[Saved entries]
>> START
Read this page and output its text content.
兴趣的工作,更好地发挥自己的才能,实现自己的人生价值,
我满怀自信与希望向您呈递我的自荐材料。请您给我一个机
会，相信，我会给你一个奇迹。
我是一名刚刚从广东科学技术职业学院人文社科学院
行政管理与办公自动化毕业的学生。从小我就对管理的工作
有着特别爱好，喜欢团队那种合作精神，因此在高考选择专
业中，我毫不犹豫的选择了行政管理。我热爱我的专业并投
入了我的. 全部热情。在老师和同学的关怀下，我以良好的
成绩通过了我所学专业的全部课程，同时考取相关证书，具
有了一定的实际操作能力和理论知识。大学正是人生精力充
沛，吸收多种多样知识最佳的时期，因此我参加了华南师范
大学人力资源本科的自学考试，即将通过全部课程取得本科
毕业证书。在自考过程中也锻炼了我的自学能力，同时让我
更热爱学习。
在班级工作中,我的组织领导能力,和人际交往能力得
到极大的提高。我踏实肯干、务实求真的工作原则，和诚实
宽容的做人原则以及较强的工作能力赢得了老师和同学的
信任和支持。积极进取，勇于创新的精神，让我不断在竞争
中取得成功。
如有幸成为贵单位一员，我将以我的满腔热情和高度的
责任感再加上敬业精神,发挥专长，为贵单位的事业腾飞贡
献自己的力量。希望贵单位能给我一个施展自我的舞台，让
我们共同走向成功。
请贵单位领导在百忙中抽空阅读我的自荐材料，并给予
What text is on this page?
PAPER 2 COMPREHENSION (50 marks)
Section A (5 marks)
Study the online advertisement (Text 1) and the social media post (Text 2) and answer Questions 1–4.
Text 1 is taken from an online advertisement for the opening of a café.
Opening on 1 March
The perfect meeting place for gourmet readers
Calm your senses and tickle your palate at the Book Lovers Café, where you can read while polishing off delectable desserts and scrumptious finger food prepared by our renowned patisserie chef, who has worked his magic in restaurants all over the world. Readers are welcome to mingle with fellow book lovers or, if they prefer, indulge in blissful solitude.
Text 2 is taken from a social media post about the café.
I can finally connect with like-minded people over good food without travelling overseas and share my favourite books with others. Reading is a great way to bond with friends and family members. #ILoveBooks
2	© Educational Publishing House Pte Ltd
>> END
## WORK TO COMPLETE
List every line above containing the word "food".

## WORKED ANSWER
Calm your senses and tickle your palate at the Book Lovers Café, where you can read while polishing off delectable desserts and scrumptious finger food prepared by our renowned patisserie chef, who has worked his magic in restaurants all over the world. Readers are welcome to mingle with fellow book lovers or, if they prefer, indulge in blissful solitude.
I can finally connect with like-minded people over good food without travelling overseas and share my favourite books with others. Reading is a great way to bond with friends and family members. #ILoveBooks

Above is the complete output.